WHAT TO DO:
Omit all images. Transcribe the rest of the material below exactly.

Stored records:
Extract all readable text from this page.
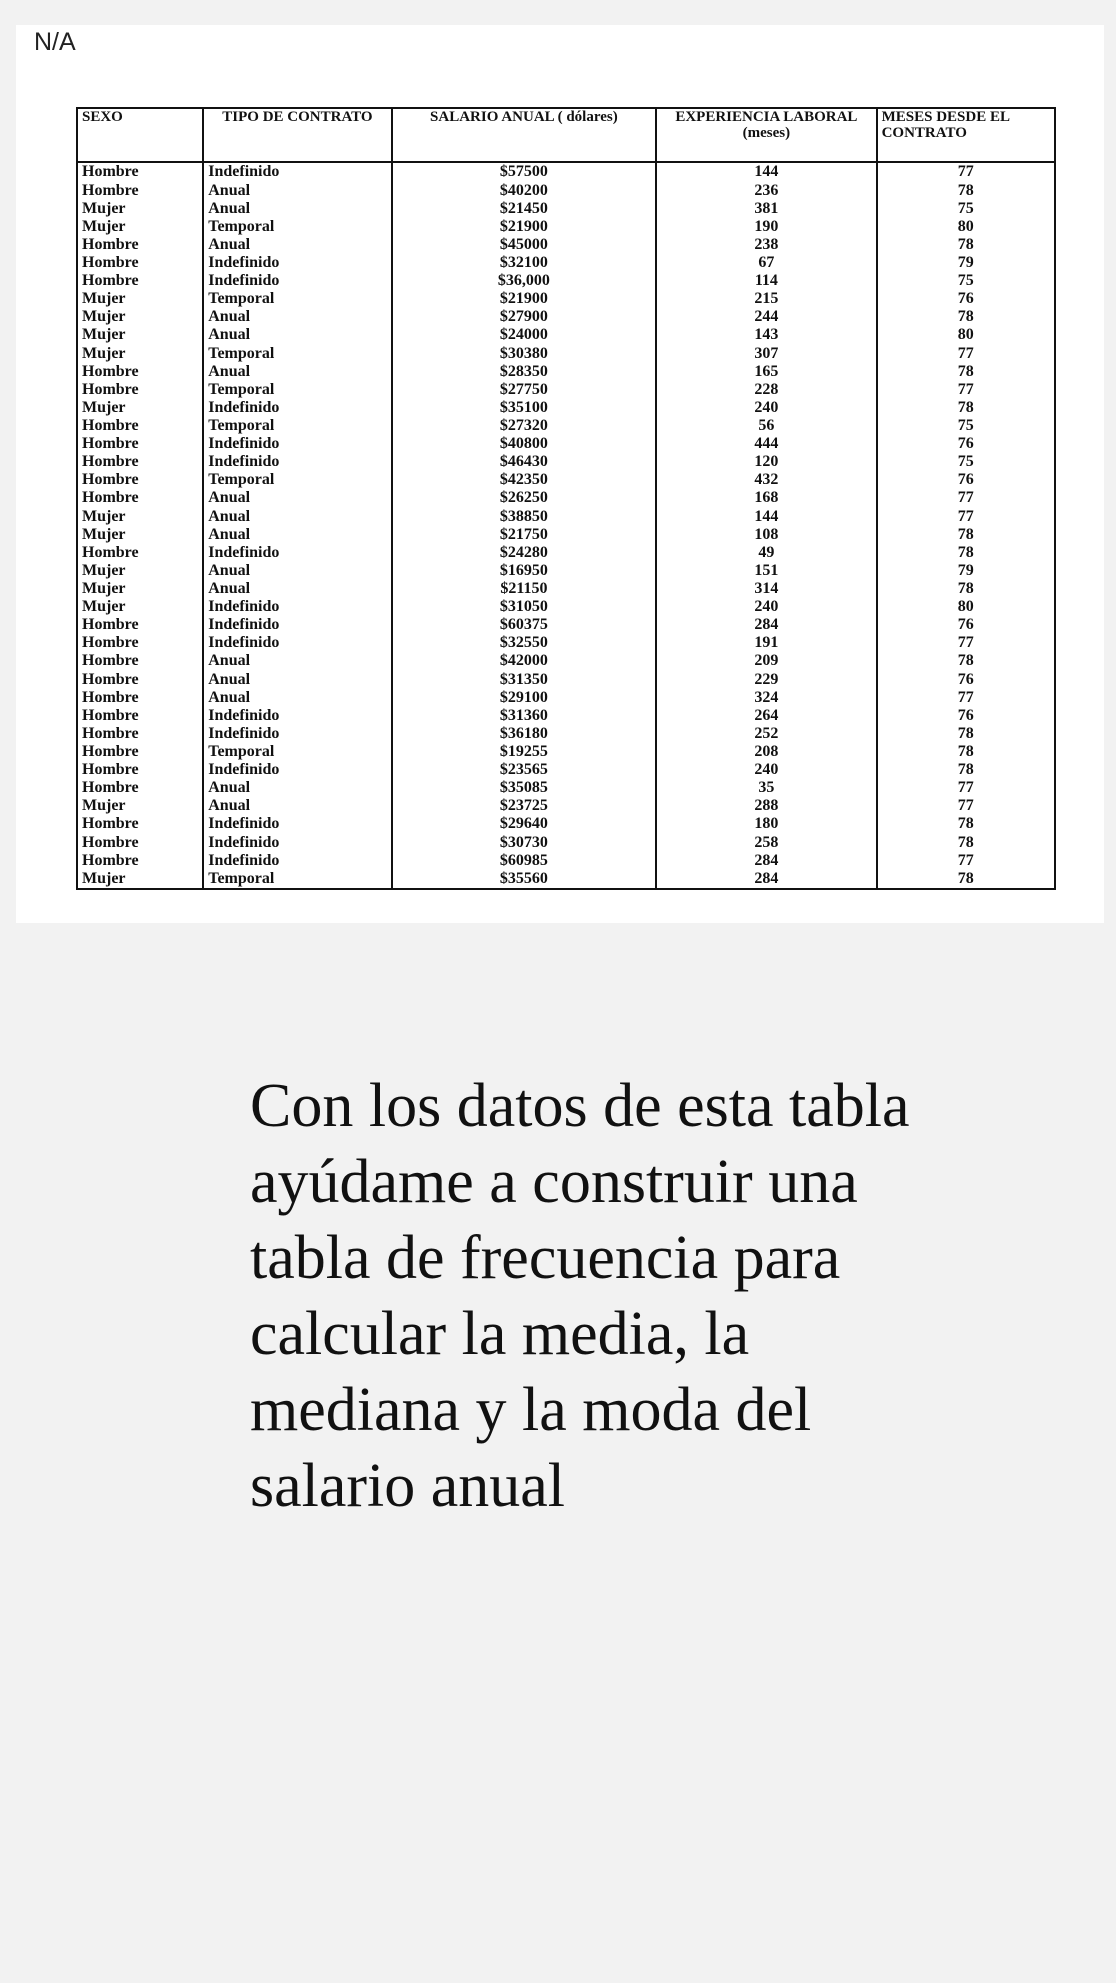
N/A
SEXO	TIPO DE CONTRATO	SALARIO ANUAL ( dólares)	EXPERIENCIA LABORAL (meses)	MESES DESDE EL CONTRATO
Hombre	Indefinido	$57500	144	77
Hombre	Anual	$40200	236	78
Mujer	Anual	$21450	381	75
Mujer	Temporal	$21900	190	80
Hombre	Anual	$45000	238	78
Hombre	Indefinido	$32100	67	79
Hombre	Indefinido	$36,000	114	75
Mujer	Temporal	$21900	215	76
Mujer	Anual	$27900	244	78
Mujer	Anual	$24000	143	80
Mujer	Temporal	$30380	307	77
Hombre	Anual	$28350	165	78
Hombre	Temporal	$27750	228	77
Mujer	Indefinido	$35100	240	78
Hombre	Temporal	$27320	56	75
Hombre	Indefinido	$40800	444	76
Hombre	Indefinido	$46430	120	75
Hombre	Temporal	$42350	432	76
Hombre	Anual	$26250	168	77
Mujer	Anual	$38850	144	77
Mujer	Anual	$21750	108	78
Hombre	Indefinido	$24280	49	78
Mujer	Anual	$16950	151	79
Mujer	Anual	$21150	314	78
Mujer	Indefinido	$31050	240	80
Hombre	Indefinido	$60375	284	76
Hombre	Indefinido	$32550	191	77
Hombre	Anual	$42000	209	78
Hombre	Anual	$31350	229	76
Hombre	Anual	$29100	324	77
Hombre	Indefinido	$31360	264	76
Hombre	Indefinido	$36180	252	78
Hombre	Temporal	$19255	208	78
Hombre	Indefinido	$23565	240	78
Hombre	Anual	$35085	35	77
Mujer	Anual	$23725	288	77
Hombre	Indefinido	$29640	180	78
Hombre	Indefinido	$30730	258	78
Hombre	Indefinido	$60985	284	77
Mujer	Temporal	$35560	284	78

Con los datos de esta tabla ayúdame a construir una tabla de frecuencia para calcular la media, la mediana y la moda del salario anual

OUTPUT BELOW:
Extract all readable text from this page.
N/A
SEXO	TIPO DE CONTRATO	SALARIO ANUAL ( dólares)	EXPERIENCIA LABORAL (meses)	MESES DESDE EL CONTRATO
Hombre	Indefinido	$57500	144	77
Hombre	Anual	$40200	236	78
Mujer	Anual	$21450	381	75
Mujer	Temporal	$21900	190	80
Hombre	Anual	$45000	238	78
Hombre	Indefinido	$32100	67	79
Hombre	Indefinido	$36,000	114	75
Mujer	Temporal	$21900	215	76
Mujer	Anual	$27900	244	78
Mujer	Anual	$24000	143	80
Mujer	Temporal	$30380	307	77
Hombre	Anual	$28350	165	78
Hombre	Temporal	$27750	228	77
Mujer	Indefinido	$35100	240	78
Hombre	Temporal	$27320	56	75
Hombre	Indefinido	$40800	444	76
Hombre	Indefinido	$46430	120	75
Hombre	Temporal	$42350	432	76
Hombre	Anual	$26250	168	77
Mujer	Anual	$38850	144	77
Mujer	Anual	$21750	108	78
Hombre	Indefinido	$24280	49	78
Mujer	Anual	$16950	151	79
Mujer	Anual	$21150	314	78
Mujer	Indefinido	$31050	240	80
Hombre	Indefinido	$60375	284	76
Hombre	Indefinido	$32550	191	77
Hombre	Anual	$42000	209	78
Hombre	Anual	$31350	229	76
Hombre	Anual	$29100	324	77
Hombre	Indefinido	$31360	264	76
Hombre	Indefinido	$36180	252	78
Hombre	Temporal	$19255	208	78
Hombre	Indefinido	$23565	240	78
Hombre	Anual	$35085	35	77
Mujer	Anual	$23725	288	77
Hombre	Indefinido	$29640	180	78
Hombre	Indefinido	$30730	258	78
Hombre	Indefinido	$60985	284	77
Mujer	Temporal	$35560	284	78

Con los datos de esta tabla ayúdame a construir una tabla de frecuencia para calcular la media, la mediana y la moda del salario anual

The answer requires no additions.